▶ _Data tied to figure images_
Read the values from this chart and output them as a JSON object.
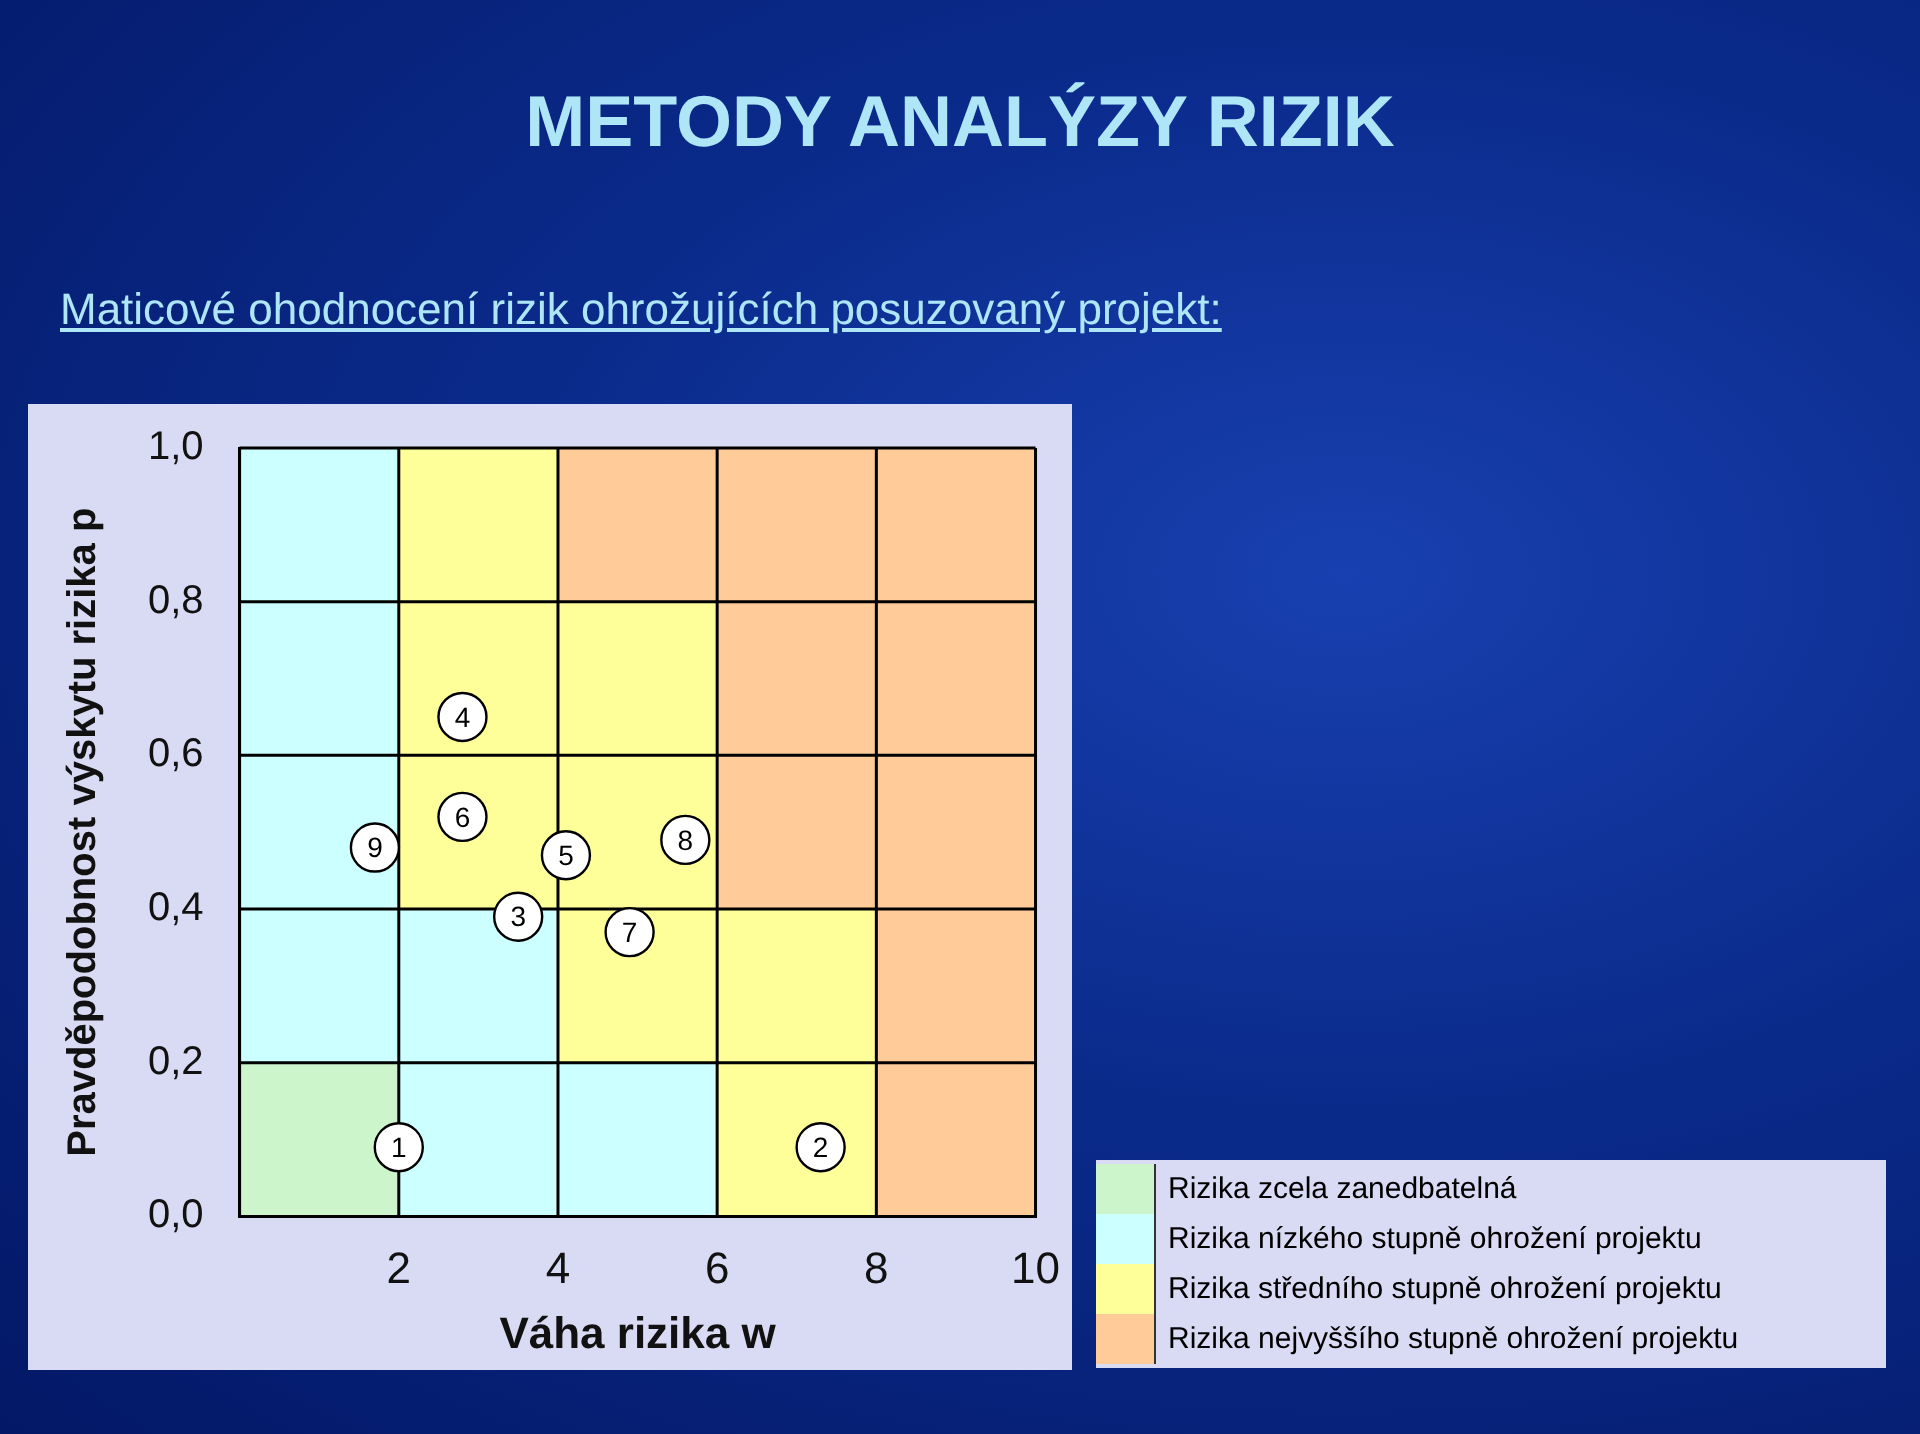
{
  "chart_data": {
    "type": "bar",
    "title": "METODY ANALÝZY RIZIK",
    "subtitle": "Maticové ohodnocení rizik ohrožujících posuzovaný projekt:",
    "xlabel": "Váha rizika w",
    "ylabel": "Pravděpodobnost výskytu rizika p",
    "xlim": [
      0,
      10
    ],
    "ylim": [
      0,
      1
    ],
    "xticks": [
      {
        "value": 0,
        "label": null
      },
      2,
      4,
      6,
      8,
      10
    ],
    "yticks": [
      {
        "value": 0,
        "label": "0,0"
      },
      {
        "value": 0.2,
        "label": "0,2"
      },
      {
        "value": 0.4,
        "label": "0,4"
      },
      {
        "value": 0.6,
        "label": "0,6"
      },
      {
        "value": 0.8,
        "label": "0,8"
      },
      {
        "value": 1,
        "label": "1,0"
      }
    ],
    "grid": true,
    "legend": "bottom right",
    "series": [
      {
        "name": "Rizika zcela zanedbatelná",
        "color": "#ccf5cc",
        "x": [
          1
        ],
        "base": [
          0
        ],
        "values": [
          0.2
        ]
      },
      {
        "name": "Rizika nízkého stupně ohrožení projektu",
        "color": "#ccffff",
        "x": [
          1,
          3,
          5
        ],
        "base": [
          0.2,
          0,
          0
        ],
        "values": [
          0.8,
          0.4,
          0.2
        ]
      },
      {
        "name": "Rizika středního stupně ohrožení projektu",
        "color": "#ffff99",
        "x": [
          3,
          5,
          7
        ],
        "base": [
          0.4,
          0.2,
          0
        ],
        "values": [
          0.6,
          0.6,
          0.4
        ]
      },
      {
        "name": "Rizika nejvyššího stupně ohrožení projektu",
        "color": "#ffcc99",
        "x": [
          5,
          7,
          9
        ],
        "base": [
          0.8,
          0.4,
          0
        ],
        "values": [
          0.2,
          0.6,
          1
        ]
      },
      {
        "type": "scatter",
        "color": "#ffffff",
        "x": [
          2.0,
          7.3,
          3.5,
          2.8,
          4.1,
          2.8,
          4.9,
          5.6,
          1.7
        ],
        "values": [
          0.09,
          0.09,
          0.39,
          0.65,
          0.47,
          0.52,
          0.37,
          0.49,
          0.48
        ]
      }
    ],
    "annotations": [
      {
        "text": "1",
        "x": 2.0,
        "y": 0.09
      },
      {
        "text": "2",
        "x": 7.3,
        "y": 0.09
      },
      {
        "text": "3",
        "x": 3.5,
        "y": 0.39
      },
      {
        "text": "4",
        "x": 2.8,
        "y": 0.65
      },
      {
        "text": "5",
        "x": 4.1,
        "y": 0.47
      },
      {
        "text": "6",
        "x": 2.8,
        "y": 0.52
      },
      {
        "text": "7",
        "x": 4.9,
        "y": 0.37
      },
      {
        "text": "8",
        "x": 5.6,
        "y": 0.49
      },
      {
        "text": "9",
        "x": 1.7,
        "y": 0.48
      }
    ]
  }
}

▶ _Task_
Pick out each line containing the string "text" and copy it.

▶ _Task solution_
        "text": "1",
        "text": "2",
        "text": "3",
        "text": "4",
        "text": "5",
        "text": "6",
        "text": "7",
        "text": "8",
        "text": "9",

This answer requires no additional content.